### Instructions for the task
Write the data out again in full, with no departure from the original.

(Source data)
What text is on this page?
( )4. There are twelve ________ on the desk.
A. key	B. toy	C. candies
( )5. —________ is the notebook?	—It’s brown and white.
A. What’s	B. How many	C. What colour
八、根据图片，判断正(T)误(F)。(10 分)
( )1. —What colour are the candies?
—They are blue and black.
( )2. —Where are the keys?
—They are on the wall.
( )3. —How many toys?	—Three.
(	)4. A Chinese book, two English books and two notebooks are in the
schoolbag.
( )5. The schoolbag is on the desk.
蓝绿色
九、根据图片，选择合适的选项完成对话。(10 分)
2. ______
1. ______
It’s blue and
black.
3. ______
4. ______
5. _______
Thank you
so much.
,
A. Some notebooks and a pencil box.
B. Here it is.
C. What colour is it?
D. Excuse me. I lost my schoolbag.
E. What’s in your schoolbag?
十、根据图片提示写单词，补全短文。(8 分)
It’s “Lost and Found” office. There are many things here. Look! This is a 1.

### Completed exercise
What text is on this page?
( )4. There are twelve ________ on the desk.
A. key	B. toy	C. candies
( )5. —________ is the notebook?	—It’s brown and white.
A. What’s	B. How many	C. What colour
八、根据图片，判断正(T)误(F)。(10 分)
( )1. —What colour are the candies?
—They are blue and black.
( )2. —Where are the keys?
—They are on the wall.
( )3. —How many toys?	—Three.
(	)4. A Chinese book, two English books and two notebooks are in the
schoolbag.
( )5. The schoolbag is on the desk.
蓝绿色
九、根据图片，选择合适的选项完成对话。(10 分)
2. ______
1. ______
It’s blue and
black.
3. ______
4. ______
5. _______
Thank you
so much.
,
A. Some notebooks and a pencil box.
B. Here it is.
C. What colour is it?
D. Excuse me. I lost my schoolbag.
E. What’s in your schoolbag?
十、根据图片提示写单词，补全短文。(8 分)
It’s “Lost and Found” office. There are many things here. Look! This is a 1.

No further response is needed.